In the records that follow, show each line where the word "Politécnico" is present.

[ENTRIES SUPPLIED Boundary: Start]

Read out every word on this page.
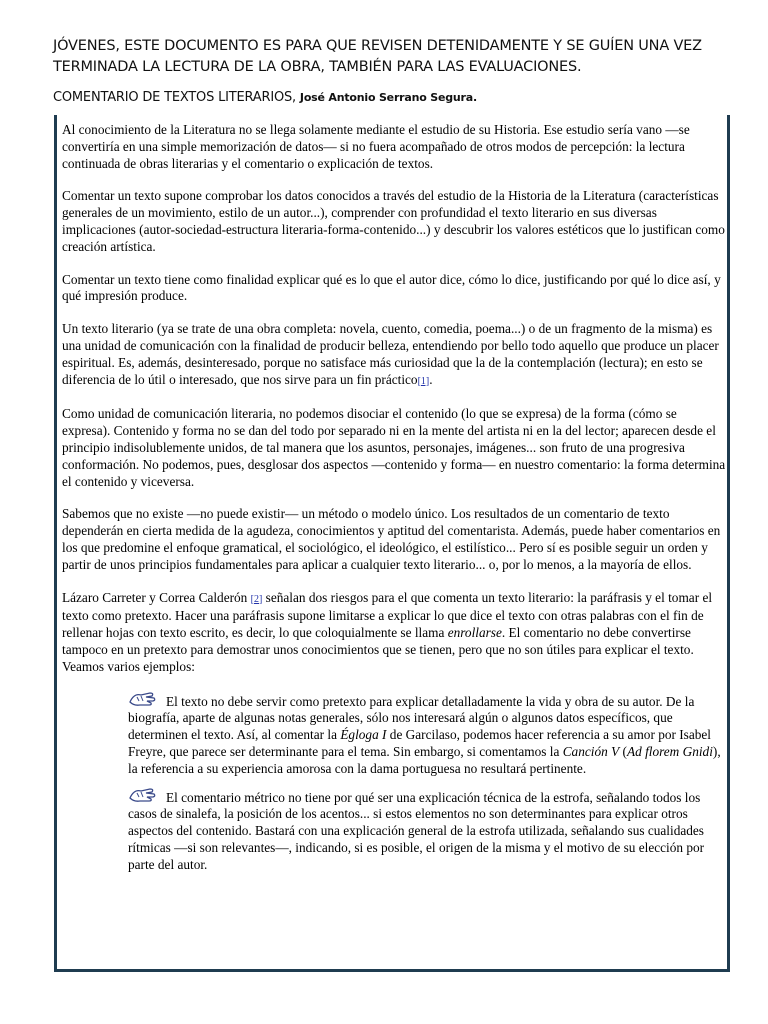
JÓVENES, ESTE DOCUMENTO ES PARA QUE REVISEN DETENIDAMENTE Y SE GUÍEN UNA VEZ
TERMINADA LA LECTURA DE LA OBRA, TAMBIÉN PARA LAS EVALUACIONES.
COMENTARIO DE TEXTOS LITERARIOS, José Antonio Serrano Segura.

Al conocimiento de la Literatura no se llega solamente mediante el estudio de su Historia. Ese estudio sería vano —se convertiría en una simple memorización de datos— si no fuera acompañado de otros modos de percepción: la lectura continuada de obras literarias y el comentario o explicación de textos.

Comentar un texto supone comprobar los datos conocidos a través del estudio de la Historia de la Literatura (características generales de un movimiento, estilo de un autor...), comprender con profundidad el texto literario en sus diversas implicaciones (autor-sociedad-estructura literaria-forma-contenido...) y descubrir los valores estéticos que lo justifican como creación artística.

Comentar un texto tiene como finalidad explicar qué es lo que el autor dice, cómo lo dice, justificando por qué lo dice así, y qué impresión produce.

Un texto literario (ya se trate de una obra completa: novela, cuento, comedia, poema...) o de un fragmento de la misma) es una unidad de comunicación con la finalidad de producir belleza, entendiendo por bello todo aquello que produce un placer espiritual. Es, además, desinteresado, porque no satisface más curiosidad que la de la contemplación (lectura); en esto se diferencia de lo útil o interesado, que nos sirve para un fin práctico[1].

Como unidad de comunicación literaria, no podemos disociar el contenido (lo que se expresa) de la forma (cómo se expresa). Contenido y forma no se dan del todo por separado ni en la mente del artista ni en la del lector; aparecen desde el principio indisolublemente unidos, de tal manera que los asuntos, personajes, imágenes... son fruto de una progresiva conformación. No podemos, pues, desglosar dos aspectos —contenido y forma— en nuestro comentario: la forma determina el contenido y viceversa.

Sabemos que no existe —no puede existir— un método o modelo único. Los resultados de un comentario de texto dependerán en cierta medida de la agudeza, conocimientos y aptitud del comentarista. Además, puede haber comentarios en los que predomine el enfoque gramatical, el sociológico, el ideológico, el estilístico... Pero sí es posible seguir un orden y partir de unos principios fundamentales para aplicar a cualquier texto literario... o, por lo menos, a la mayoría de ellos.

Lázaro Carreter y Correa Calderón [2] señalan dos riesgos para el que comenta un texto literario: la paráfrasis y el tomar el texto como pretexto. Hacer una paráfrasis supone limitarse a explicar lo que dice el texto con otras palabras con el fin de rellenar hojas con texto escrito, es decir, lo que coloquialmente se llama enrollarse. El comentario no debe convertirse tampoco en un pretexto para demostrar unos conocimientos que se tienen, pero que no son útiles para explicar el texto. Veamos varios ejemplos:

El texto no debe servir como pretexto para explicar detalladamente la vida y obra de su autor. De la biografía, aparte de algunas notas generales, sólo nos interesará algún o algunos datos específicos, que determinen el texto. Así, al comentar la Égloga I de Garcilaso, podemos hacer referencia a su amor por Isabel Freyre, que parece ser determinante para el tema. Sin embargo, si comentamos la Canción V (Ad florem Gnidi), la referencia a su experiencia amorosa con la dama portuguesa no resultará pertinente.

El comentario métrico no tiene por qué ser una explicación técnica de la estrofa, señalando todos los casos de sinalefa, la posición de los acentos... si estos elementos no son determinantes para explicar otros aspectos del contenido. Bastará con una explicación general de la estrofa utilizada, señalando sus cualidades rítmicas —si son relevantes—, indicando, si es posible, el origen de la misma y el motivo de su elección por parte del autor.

[ENTRIES SUPPLIED Boundary: End]
[ENTRIES SUPPLIED Boundary: Start]

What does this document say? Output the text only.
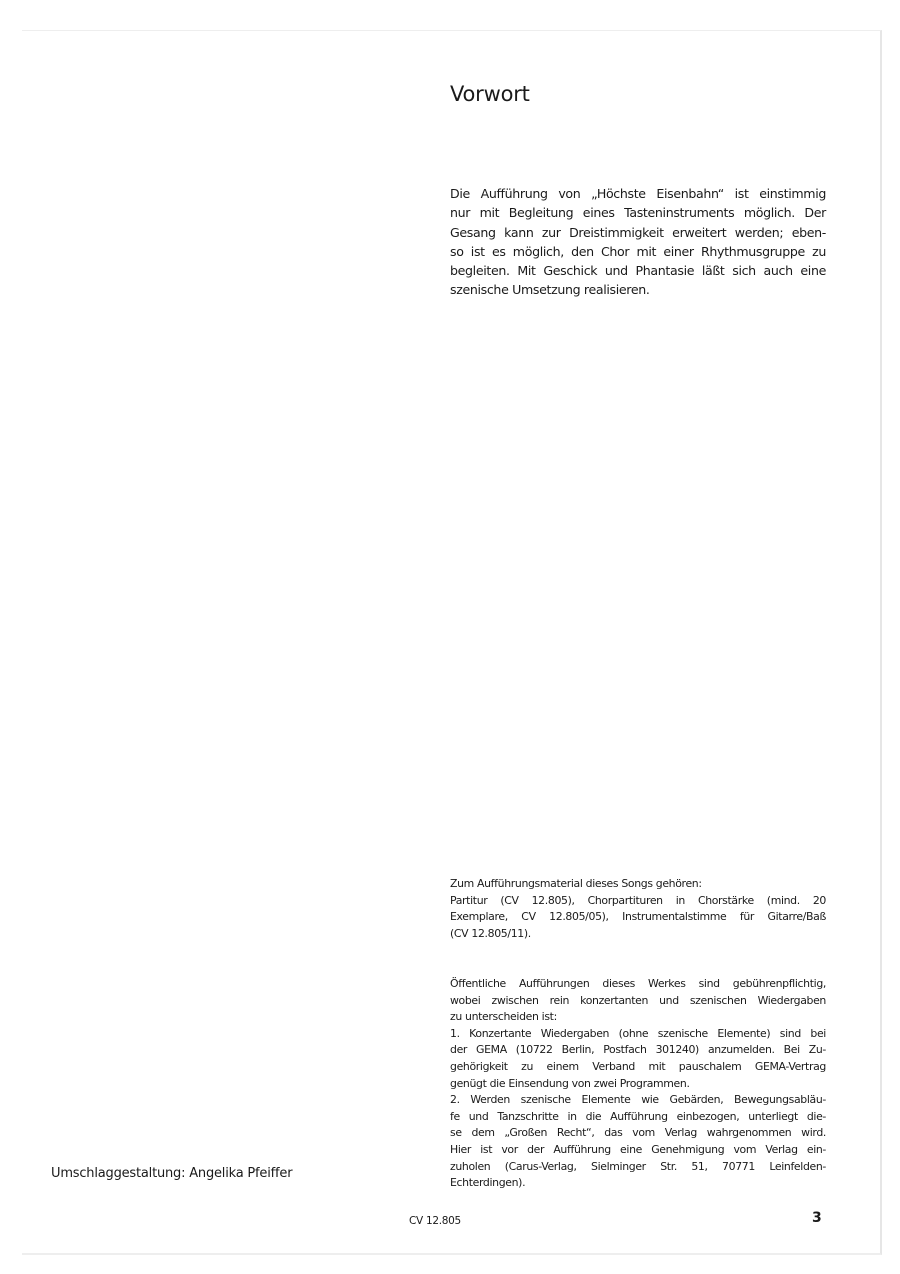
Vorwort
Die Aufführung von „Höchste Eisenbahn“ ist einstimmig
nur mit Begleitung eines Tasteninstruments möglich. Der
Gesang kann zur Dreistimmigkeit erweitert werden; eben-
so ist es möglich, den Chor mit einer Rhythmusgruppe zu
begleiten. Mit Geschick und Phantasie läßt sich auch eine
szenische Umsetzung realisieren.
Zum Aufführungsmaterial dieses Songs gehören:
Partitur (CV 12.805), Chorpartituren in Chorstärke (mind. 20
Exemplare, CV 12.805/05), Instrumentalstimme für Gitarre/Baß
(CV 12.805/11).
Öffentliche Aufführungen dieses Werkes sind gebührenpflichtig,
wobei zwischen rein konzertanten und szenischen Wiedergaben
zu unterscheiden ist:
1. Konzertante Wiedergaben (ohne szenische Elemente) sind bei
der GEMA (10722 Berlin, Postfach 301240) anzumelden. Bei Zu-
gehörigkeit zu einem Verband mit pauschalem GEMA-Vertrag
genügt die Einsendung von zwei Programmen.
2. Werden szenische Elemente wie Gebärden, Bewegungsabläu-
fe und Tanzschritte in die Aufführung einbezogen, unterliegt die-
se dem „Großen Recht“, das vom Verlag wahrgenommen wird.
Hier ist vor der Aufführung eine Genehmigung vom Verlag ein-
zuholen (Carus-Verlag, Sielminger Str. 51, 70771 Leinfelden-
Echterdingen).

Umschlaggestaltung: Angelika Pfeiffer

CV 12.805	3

[ENTRIES SUPPLIED Boundary: End]
[ENTRIES SUPPLIED Boundary: Start]

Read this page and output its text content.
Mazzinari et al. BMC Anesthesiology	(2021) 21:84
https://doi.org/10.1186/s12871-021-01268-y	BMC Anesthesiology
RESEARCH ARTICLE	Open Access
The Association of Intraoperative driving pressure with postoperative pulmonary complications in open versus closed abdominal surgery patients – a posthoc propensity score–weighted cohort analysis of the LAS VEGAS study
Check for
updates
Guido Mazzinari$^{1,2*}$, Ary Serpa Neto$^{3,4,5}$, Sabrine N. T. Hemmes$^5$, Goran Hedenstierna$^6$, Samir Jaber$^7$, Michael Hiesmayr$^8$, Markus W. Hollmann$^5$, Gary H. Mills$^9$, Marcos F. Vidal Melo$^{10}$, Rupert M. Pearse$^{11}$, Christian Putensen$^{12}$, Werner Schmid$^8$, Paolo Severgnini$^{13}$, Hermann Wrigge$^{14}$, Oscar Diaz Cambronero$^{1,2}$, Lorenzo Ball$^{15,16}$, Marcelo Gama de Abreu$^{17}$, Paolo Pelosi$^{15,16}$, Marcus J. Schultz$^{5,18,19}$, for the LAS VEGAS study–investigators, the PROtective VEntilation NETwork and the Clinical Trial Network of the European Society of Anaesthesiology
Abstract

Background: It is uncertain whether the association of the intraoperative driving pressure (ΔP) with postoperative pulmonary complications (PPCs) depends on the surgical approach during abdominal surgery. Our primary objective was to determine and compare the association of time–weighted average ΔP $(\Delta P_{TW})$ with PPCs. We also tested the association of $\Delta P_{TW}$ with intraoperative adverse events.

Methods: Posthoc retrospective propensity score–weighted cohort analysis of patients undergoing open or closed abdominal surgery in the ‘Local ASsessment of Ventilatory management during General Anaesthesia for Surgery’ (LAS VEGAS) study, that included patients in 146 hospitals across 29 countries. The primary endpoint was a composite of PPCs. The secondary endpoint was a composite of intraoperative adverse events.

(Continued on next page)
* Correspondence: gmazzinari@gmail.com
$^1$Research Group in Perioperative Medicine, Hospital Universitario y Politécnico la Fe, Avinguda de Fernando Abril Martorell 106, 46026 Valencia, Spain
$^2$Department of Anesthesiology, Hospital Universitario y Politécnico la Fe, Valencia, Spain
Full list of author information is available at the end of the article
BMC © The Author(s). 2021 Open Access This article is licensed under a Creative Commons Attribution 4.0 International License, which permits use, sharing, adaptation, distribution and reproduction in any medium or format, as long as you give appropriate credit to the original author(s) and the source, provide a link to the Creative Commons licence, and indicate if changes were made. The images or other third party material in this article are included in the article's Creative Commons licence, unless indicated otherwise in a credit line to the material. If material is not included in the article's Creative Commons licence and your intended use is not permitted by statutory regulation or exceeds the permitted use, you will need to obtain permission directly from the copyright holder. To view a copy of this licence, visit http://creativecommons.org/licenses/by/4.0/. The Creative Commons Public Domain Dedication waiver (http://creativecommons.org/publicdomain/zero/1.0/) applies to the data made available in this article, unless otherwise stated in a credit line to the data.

[ENTRIES SUPPLIED Boundary: End]

_EXERCISE ANSWER_
$^1$Research Group in Perioperative Medicine, Hospital Universitario y Politécnico la Fe, Avinguda de Fernando Abril Martorell 106, 46026 Valencia, Spain
$^2$Department of Anesthesiology, Hospital Universitario y Politécnico la Fe, Valencia, Spain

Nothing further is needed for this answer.